▶ SELECTED EXTRACT
== Segment start ==

Lester is a town in Raleigh County, West Virginia, United States. The population was 337 at the 2020 census. The community was named after Champ Lester, a local pioneer.

==Geography==
Lester is located at (37.734740, -81.300985). The town is situated along Surveyor Creek, which is part of the Coal River watershed, and is concentrated around the intersection of state routes 97 and 305. The latter highway connects the town with the Beckley area a few miles to the east.

According to the United States Census Bureau, the town has a total area of 0.50 sqmi, all land.

==Demographics==

Historical population
| Census | Pop. | Note | %± |
| 1920 | 412 |  | — |
| 1930 | 609 |  | 47.8% |
| 1940 | 909 |  | 49.3% |
| 1950 | 780 |  | −14.2% |
| 1960 | 626 |  | −19.7% |
| 1970 | 507 |  | −19.0% |
| 1980 | 626 |  | 23.5% |
| 1990 | 420 |  | −32.9% |
| 2000 | 322 |  | −23.3% |
| 2010 | 348 |  | 8.1% |
| 2020 | 338 |  | −2.9% |
| 2021 (est.) | 333 | Decrease | −1.5% |
U.S. Decennial Census

===2010 census===
At the 2010 census there were 348 people, 143 households, and 95 families living in the town. The population density was 696.0 PD/sqmi. There were 175 housing units at an average density of 350.0 /mi2. The racial makeup of the town was 83.9% White, 13.8% African American, 0.3% Native American, and 2.0% from two or more races. Hispanic or Latino of any race were 0.3%.

Of the 143 households 31.5% had children under the age of 18 living with them, 51.0% were married couples living together, 8.4% had a female householder with no husband present, 7.0% had a male householder with no wife present, and 33.6% were non-families. 28.7% of households were one person and 15.4% were one person aged 65 or older. The average household size was 2.43 and the average family size was 2.89.

The median age in the town was 40.1 years. 25.3% of residents were under the age of 18; 6.3% were between the ages of 18 and 24; 25% were from 25 to 44; 25.3% were from 45 to 64; and 18.1% were 65 or older. The gender makeup of the town was 49.1% male and 50.9% female.

===2000 census===
At the 2000 census there were 322 people, 142 households, and 89 families living in the town. The population density was 650.5 /mi2. There were 168 housing units at an average density of 339.4 /mi2. The racial makeup of the town was 79.81% White, 19.88% African American, and 0.31% from two or more races.
Of the 142 households 23.9% had children under the age of 18 living with them, 47.2% were married couples living together, 11.3% had a female householder with no husband present, and 37.3% were non-families. 33.1% of households were one person and 19.0% were one person aged 65 or older. The average household size was 2.27 and the average family size was 2.91.

The age distribution was 20.2% under the age of 18, 9.3% from 18 to 24, 26.1% from 25 to 44, 27.3% from 45 to 64, and 17.1% 65 or older. The median age was 42 years. For every 100 females, there were 86.1 males. For every 100 females age 18 and over, there were 79.7 males.

The median household income was $24,375 and the median family income was $30,938. Males had a median income of $25,208 versus $18,125 for females. The per capita income for the town was $11,026. About 14.6% of families and 15.7% of the population were below the poverty line, including 19.7% of those under age 18 and 19.7% of those age 65 or over.

== Segment end ==

▶ SOURCE MATERIAL

== Segment start ==

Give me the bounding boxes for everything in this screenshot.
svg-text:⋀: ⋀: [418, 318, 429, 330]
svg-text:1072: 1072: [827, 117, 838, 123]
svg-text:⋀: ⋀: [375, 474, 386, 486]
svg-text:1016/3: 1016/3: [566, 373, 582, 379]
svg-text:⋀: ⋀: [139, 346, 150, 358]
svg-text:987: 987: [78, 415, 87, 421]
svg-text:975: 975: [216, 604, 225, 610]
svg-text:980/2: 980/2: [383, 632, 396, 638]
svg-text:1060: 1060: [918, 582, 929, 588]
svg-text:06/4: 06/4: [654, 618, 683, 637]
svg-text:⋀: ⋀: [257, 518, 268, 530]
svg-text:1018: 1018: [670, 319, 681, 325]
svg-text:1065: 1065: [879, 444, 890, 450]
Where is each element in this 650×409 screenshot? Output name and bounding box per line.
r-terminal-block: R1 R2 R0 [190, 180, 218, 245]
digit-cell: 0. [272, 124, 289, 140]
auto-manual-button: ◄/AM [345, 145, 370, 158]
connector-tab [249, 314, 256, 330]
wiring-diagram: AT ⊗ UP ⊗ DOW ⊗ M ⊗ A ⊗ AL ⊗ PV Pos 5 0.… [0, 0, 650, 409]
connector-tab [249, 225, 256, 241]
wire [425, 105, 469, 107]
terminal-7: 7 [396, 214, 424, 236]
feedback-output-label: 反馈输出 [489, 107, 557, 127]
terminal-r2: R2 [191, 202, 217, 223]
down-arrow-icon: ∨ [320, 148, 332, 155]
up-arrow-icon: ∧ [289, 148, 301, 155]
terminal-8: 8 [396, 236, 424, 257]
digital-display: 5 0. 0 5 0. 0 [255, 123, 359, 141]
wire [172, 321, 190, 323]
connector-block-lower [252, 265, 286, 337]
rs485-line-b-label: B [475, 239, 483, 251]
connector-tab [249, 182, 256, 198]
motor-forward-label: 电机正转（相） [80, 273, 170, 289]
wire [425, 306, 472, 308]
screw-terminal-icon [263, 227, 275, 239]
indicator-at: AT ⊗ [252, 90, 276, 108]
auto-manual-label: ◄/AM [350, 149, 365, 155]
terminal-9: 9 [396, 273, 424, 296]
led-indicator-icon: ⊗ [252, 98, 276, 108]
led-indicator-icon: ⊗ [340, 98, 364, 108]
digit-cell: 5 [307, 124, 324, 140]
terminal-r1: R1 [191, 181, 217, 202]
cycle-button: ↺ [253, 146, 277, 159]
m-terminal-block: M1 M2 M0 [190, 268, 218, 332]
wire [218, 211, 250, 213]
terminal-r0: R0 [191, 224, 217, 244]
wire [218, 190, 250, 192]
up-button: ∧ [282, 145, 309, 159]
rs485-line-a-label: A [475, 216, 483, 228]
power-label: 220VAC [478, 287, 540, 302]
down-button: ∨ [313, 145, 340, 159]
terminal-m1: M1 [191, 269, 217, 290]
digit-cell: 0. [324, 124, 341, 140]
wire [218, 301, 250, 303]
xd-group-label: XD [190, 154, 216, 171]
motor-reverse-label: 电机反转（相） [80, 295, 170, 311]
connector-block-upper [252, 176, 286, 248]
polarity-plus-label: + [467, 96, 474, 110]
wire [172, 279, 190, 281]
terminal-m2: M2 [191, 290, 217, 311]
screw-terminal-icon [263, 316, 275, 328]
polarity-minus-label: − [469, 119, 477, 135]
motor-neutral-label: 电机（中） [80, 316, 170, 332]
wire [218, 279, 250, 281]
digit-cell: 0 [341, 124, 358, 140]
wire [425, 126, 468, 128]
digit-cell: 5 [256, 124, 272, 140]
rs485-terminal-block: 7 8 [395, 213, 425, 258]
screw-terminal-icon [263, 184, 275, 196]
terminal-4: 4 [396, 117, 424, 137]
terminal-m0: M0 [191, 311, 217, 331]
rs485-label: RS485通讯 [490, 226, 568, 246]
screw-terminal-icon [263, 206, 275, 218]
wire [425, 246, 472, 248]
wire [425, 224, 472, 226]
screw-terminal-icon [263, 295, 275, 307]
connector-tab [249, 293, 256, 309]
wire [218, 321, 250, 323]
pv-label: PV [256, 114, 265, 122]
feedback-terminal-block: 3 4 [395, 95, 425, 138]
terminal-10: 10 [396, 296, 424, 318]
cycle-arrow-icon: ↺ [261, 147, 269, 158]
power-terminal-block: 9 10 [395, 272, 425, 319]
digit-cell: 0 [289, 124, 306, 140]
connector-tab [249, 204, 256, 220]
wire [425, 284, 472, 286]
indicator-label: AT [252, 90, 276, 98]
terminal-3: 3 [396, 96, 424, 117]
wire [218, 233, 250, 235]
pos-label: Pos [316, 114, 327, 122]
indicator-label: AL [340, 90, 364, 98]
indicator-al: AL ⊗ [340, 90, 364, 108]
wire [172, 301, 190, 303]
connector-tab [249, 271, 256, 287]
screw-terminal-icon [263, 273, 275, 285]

== Segment end ==

▶ TASK DESCRIPTION
Answer these questions from the article on Lester:
1. Who was the town named after?
2. Along which creek is the town situated?
3. What was the median age in the town at the 2010 census?

▶ WRITTEN SOLUTION
1. Champ Lester, a local pioneer.
2. Surveyor Creek.
3. 40.1 years.